What needs to be done ▸ Every line below is to be quoted exactly, with nothing added or dropped.

Stored dataset items:
** begin **

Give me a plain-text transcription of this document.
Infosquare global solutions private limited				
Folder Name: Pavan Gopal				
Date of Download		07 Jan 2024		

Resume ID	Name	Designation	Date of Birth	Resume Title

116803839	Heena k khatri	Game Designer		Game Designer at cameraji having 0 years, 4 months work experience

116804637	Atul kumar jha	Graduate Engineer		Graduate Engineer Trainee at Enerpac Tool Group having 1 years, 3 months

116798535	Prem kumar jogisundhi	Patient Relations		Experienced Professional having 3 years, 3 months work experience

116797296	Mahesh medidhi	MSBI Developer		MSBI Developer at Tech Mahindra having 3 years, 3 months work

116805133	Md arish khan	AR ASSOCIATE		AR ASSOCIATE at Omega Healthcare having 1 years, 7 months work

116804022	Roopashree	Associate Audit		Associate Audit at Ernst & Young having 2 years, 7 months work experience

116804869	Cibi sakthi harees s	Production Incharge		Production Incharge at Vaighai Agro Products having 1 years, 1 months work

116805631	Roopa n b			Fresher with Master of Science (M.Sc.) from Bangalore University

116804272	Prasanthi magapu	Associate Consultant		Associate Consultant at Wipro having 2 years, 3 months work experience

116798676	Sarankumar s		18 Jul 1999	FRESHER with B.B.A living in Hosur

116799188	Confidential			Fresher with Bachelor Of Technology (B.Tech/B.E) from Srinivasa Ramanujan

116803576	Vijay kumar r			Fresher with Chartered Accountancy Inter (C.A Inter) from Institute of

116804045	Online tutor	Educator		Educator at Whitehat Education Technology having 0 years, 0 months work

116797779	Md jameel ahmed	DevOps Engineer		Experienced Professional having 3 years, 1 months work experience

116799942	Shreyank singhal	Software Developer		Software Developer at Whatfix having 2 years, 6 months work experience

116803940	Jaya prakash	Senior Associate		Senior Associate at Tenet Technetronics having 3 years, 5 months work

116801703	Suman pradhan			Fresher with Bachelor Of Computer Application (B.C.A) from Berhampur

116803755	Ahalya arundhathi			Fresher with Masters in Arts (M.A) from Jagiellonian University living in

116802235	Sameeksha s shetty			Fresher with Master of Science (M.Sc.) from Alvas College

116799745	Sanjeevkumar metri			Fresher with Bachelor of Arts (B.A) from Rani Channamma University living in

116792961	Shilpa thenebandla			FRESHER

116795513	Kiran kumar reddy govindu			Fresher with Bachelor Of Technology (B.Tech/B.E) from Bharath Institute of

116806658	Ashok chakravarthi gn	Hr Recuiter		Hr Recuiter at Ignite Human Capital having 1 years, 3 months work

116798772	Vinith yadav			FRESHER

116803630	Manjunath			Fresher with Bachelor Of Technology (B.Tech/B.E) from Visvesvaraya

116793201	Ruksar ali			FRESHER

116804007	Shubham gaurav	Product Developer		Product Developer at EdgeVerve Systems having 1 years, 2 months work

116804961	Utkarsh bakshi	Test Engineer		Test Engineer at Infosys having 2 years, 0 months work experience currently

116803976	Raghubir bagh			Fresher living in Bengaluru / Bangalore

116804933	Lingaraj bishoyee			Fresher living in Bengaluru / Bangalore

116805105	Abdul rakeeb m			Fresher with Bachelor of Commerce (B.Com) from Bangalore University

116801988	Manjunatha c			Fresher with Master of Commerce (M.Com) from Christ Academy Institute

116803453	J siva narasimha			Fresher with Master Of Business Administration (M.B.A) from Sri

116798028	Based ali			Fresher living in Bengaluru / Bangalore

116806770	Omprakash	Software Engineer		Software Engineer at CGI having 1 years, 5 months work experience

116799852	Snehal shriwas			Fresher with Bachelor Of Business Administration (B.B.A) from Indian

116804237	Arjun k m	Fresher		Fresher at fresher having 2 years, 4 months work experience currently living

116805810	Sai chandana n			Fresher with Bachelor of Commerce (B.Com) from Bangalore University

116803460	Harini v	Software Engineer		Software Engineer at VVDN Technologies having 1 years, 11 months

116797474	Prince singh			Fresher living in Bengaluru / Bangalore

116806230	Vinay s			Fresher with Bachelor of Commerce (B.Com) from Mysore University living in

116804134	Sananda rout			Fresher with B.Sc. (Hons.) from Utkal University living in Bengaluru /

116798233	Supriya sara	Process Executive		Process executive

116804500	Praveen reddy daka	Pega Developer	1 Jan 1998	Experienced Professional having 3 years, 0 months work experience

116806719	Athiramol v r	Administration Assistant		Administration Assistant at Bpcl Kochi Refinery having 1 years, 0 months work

** end **

Output for this task ▸
Give me a plain-text transcription of this document.
Infosquare global solutions private limited				
Folder Name: Pavan Gopal				
Date of Download		07 Jan 2024		

Resume ID	Name	Designation	Date of Birth	Resume Title

116803839	Heena k khatri	Game Designer		Game Designer at cameraji having 0 years, 4 months work experience

116804637	Atul kumar jha	Graduate Engineer		Graduate Engineer Trainee at Enerpac Tool Group having 1 years, 3 months

116798535	Prem kumar jogisundhi	Patient Relations		Experienced Professional having 3 years, 3 months work experience

116797296	Mahesh medidhi	MSBI Developer		MSBI Developer at Tech Mahindra having 3 years, 3 months work

116805133	Md arish khan	AR ASSOCIATE		AR ASSOCIATE at Omega Healthcare having 1 years, 7 months work

116804022	Roopashree	Associate Audit		Associate Audit at Ernst & Young having 2 years, 7 months work experience

116804869	Cibi sakthi harees s	Production Incharge		Production Incharge at Vaighai Agro Products having 1 years, 1 months work

116805631	Roopa n b			Fresher with Master of Science (M.Sc.) from Bangalore University

116804272	Prasanthi magapu	Associate Consultant		Associate Consultant at Wipro having 2 years, 3 months work experience

116798676	Sarankumar s		18 Jul 1999	FRESHER with B.B.A living in Hosur

116799188	Confidential			Fresher with Bachelor Of Technology (B.Tech/B.E) from Srinivasa Ramanujan

116803576	Vijay kumar r			Fresher with Chartered Accountancy Inter (C.A Inter) from Institute of

116804045	Online tutor	Educator		Educator at Whitehat Education Technology having 0 years, 0 months work

116797779	Md jameel ahmed	DevOps Engineer		Experienced Professional having 3 years, 1 months work experience

116799942	Shreyank singhal	Software Developer		Software Developer at Whatfix having 2 years, 6 months work experience

116803940	Jaya prakash	Senior Associate		Senior Associate at Tenet Technetronics having 3 years, 5 months work

116801703	Suman pradhan			Fresher with Bachelor Of Computer Application (B.C.A) from Berhampur

116803755	Ahalya arundhathi			Fresher with Masters in Arts (M.A) from Jagiellonian University living in

116802235	Sameeksha s shetty			Fresher with Master of Science (M.Sc.) from Alvas College

116799745	Sanjeevkumar metri			Fresher with Bachelor of Arts (B.A) from Rani Channamma University living in

116792961	Shilpa thenebandla			FRESHER

116795513	Kiran kumar reddy govindu			Fresher with Bachelor Of Technology (B.Tech/B.E) from Bharath Institute of

116806658	Ashok chakravarthi gn	Hr Recuiter		Hr Recuiter at Ignite Human Capital having 1 years, 3 months work

116798772	Vinith yadav			FRESHER

116803630	Manjunath			Fresher with Bachelor Of Technology (B.Tech/B.E) from Visvesvaraya

116793201	Ruksar ali			FRESHER

116804007	Shubham gaurav	Product Developer		Product Developer at EdgeVerve Systems having 1 years, 2 months work

116804961	Utkarsh bakshi	Test Engineer		Test Engineer at Infosys having 2 years, 0 months work experience currently

116803976	Raghubir bagh			Fresher living in Bengaluru / Bangalore

116804933	Lingaraj bishoyee			Fresher living in Bengaluru / Bangalore

116805105	Abdul rakeeb m			Fresher with Bachelor of Commerce (B.Com) from Bangalore University

116801988	Manjunatha c			Fresher with Master of Commerce (M.Com) from Christ Academy Institute

116803453	J siva narasimha			Fresher with Master Of Business Administration (M.B.A) from Sri

116798028	Based ali			Fresher living in Bengaluru / Bangalore

116806770	Omprakash	Software Engineer		Software Engineer at CGI having 1 years, 5 months work experience

116799852	Snehal shriwas			Fresher with Bachelor Of Business Administration (B.B.A) from Indian

116804237	Arjun k m	Fresher		Fresher at fresher having 2 years, 4 months work experience currently living

116805810	Sai chandana n			Fresher with Bachelor of Commerce (B.Com) from Bangalore University

116803460	Harini v	Software Engineer		Software Engineer at VVDN Technologies having 1 years, 11 months

116797474	Prince singh			Fresher living in Bengaluru / Bangalore

116806230	Vinay s			Fresher with Bachelor of Commerce (B.Com) from Mysore University living in

116804134	Sananda rout			Fresher with B.Sc. (Hons.) from Utkal University living in Bengaluru /

116798233	Supriya sara	Process Executive		Process executive

116804500	Praveen reddy daka	Pega Developer	1 Jan 1998	Experienced Professional having 3 years, 0 months work experience

116806719	Athiramol v r	Administration Assistant		Administration Assistant at Bpcl Kochi Refinery having 1 years, 0 months work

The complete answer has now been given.